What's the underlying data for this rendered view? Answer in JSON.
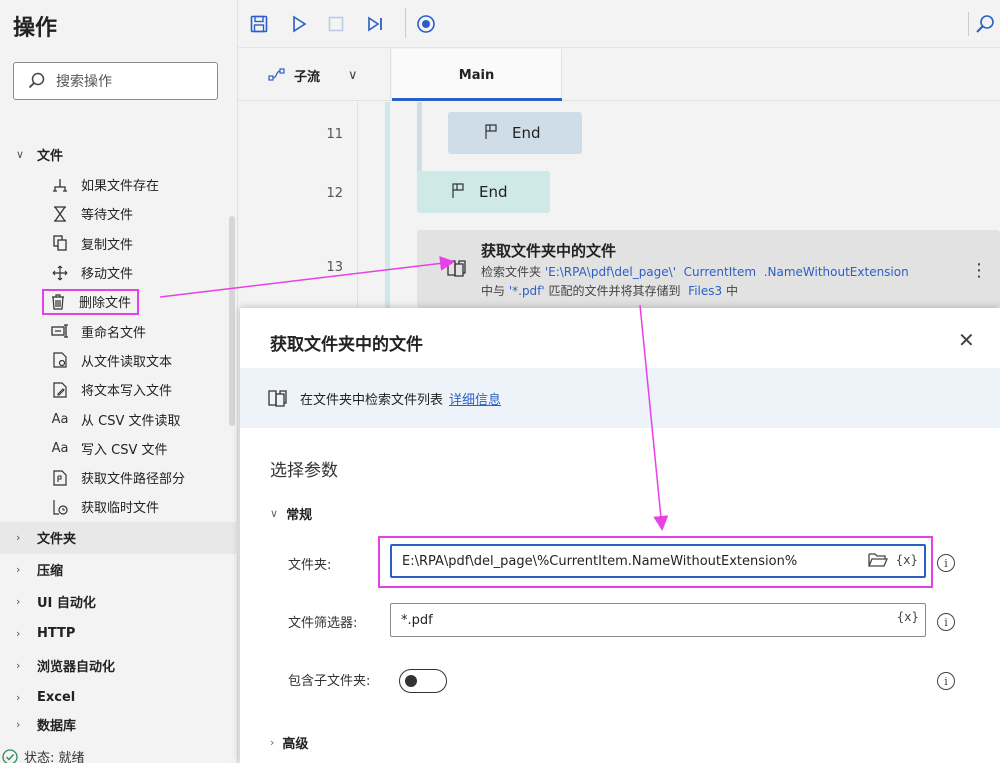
{
  "left_panel": {
    "title": "操作",
    "search_placeholder": "搜索操作",
    "categories_top": [
      {
        "label": "文件",
        "expanded": true
      }
    ],
    "file_items": [
      {
        "label": "如果文件存在",
        "icon": "branch-icon"
      },
      {
        "label": "等待文件",
        "icon": "hourglass-icon"
      },
      {
        "label": "复制文件",
        "icon": "copy-icon"
      },
      {
        "label": "移动文件",
        "icon": "move-icon"
      },
      {
        "label": "删除文件",
        "icon": "trash-icon",
        "highlighted": true
      },
      {
        "label": "重命名文件",
        "icon": "rename-icon"
      },
      {
        "label": "从文件读取文本",
        "icon": "read-file-icon"
      },
      {
        "label": "将文本写入文件",
        "icon": "write-file-icon"
      },
      {
        "label": "从 CSV 文件读取",
        "icon": "font-icon"
      },
      {
        "label": "写入 CSV 文件",
        "icon": "font-icon"
      },
      {
        "label": "获取文件路径部分",
        "icon": "file-path-icon"
      },
      {
        "label": "获取临时文件",
        "icon": "temp-file-icon"
      }
    ],
    "categories": [
      {
        "label": "文件夹",
        "active": true
      },
      {
        "label": "压缩"
      },
      {
        "label": "UI 自动化"
      },
      {
        "label": "HTTP"
      },
      {
        "label": "浏览器自动化"
      },
      {
        "label": "Excel"
      },
      {
        "label": "数据库"
      }
    ],
    "status": "状态: 就绪"
  },
  "toolbar": {
    "icons": [
      "save-icon",
      "run-icon",
      "stop-icon",
      "step-icon",
      "record-icon",
      "search-icon"
    ]
  },
  "tabs": {
    "subflow_label": "子流",
    "main_label": "Main"
  },
  "editor": {
    "line_numbers": [
      "11",
      "12",
      "13"
    ],
    "end_inner": "End",
    "end_outer": "End",
    "action": {
      "title": "获取文件夹中的文件",
      "line1_prefix": "检索文件夹 ",
      "line1_path": "'E:\\RPA\\pdf\\del_page\\'",
      "line1_var": "CurrentItem",
      "line1_prop": ".NameWithoutExtension",
      "line2_prefix": "中与 ",
      "line2_filter": "'*.pdf'",
      "line2_mid": " 匹配的文件并将其存储到 ",
      "line2_var": "Files3",
      "line2_suffix": " 中"
    }
  },
  "dialog": {
    "title": "获取文件夹中的文件",
    "info_text": "在文件夹中检索文件列表",
    "info_link": "详细信息",
    "section": "选择参数",
    "group_general": "常规",
    "folder_label": "文件夹:",
    "folder_value": "E:\\RPA\\pdf\\del_page\\%CurrentItem.NameWithoutExtension%",
    "filter_label": "文件筛选器:",
    "filter_value": "*.pdf",
    "subfolder_label": "包含子文件夹:",
    "subfolder_on": false,
    "group_advanced": "高级",
    "var_button": "{x}"
  },
  "colors": {
    "accent": "#2b5fc7",
    "annotation": "#e840e8",
    "end_block_teal": "#cfe8e8",
    "end_block_blue": "#cfdde8"
  }
}
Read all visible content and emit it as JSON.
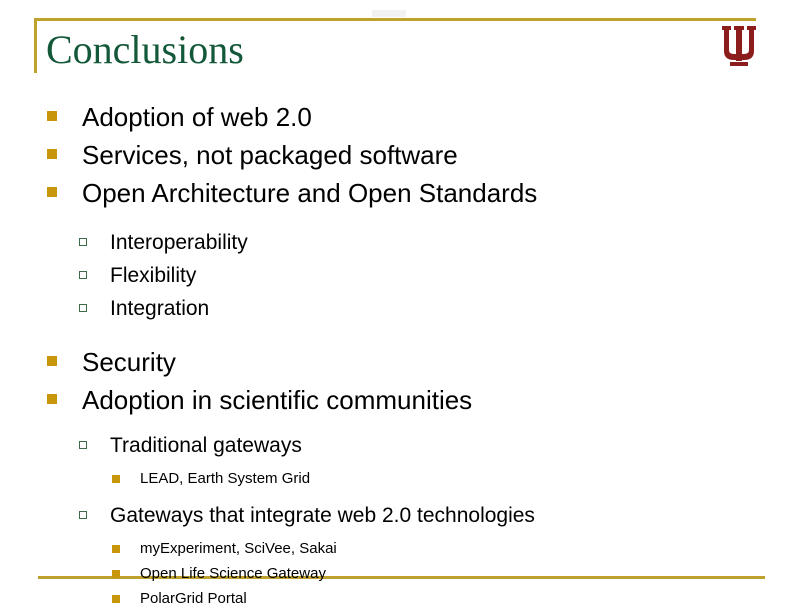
{
  "slide": {
    "title": "Conclusions",
    "logo_name": "indiana-university-trident-logo",
    "colors": {
      "title_green": "#14583a",
      "rule_gold": "#bfa22e",
      "bullet_gold": "#c8960a",
      "bullet_green_outline": "#3c6b47",
      "logo_crimson": "#8c1d1d",
      "background": "#ffffff",
      "text_black": "#000000"
    },
    "bullets": [
      {
        "level": 1,
        "text": "Adoption of web 2.0"
      },
      {
        "level": 1,
        "text": "Services, not packaged software"
      },
      {
        "level": 1,
        "text": "Open Architecture and Open Standards"
      },
      {
        "level": 2,
        "text": "Interoperability"
      },
      {
        "level": 2,
        "text": "Flexibility"
      },
      {
        "level": 2,
        "text": "Integration"
      },
      {
        "level": 1,
        "text": "Security"
      },
      {
        "level": 1,
        "text": "Adoption in scientific communities"
      },
      {
        "level": 2,
        "text": "Traditional gateways"
      },
      {
        "level": 3,
        "text": "LEAD, Earth System Grid"
      },
      {
        "level": 2,
        "text": "Gateways that integrate web 2.0 technologies"
      },
      {
        "level": 3,
        "text": "myExperiment, SciVee, Sakai"
      },
      {
        "level": 3,
        "text": "Open Life Science Gateway"
      },
      {
        "level": 3,
        "text": "PolarGrid Portal"
      }
    ]
  }
}
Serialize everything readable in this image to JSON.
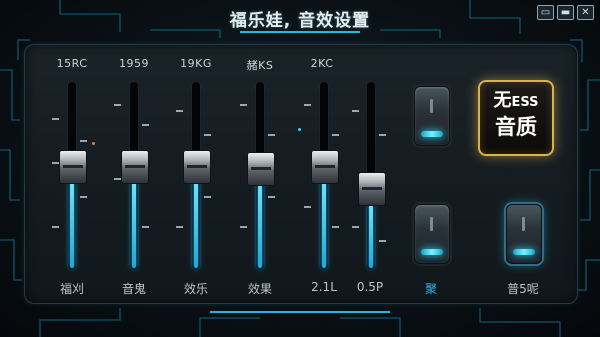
{
  "window": {
    "title": "福乐娃, 音效设置",
    "controls": [
      "▭",
      "▬",
      "✕"
    ]
  },
  "sliders": [
    {
      "freq": "15RC",
      "label": "福刈",
      "level": 0.52
    },
    {
      "freq": "1959",
      "label": "音鬼",
      "level": 0.52
    },
    {
      "freq": "19KG",
      "label": "效乐",
      "level": 0.52
    },
    {
      "freq": "赭KS",
      "label": "效果",
      "level": 0.51
    },
    {
      "freq": "2KC",
      "label": "2.1L",
      "level": 0.52
    },
    {
      "freq": "",
      "label": "0.5P",
      "level": 0.38
    }
  ],
  "switches": [
    {
      "label": "",
      "state": "off"
    },
    {
      "label": "聚",
      "state": "off"
    },
    {
      "label": "普5呢",
      "state": "on"
    }
  ],
  "ess_button": {
    "line1_a": "无",
    "line1_b": "ESS",
    "line2": "音质"
  },
  "colors": {
    "accent": "#2fb4e6",
    "gold": "#d8b34a",
    "text": "#c9d3d8"
  }
}
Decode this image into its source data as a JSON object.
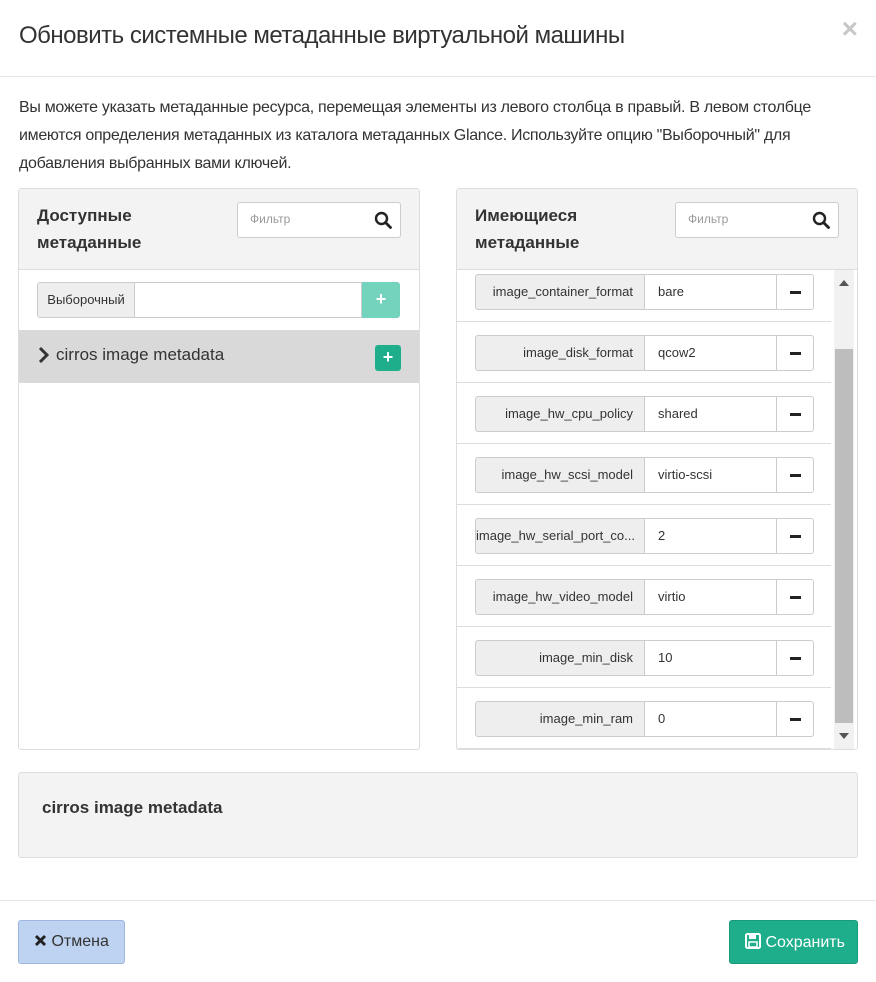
*****
• **Stated problem**: A single figure is required: the number of lines above in which the word "this" occurs.

• **Written response**: 3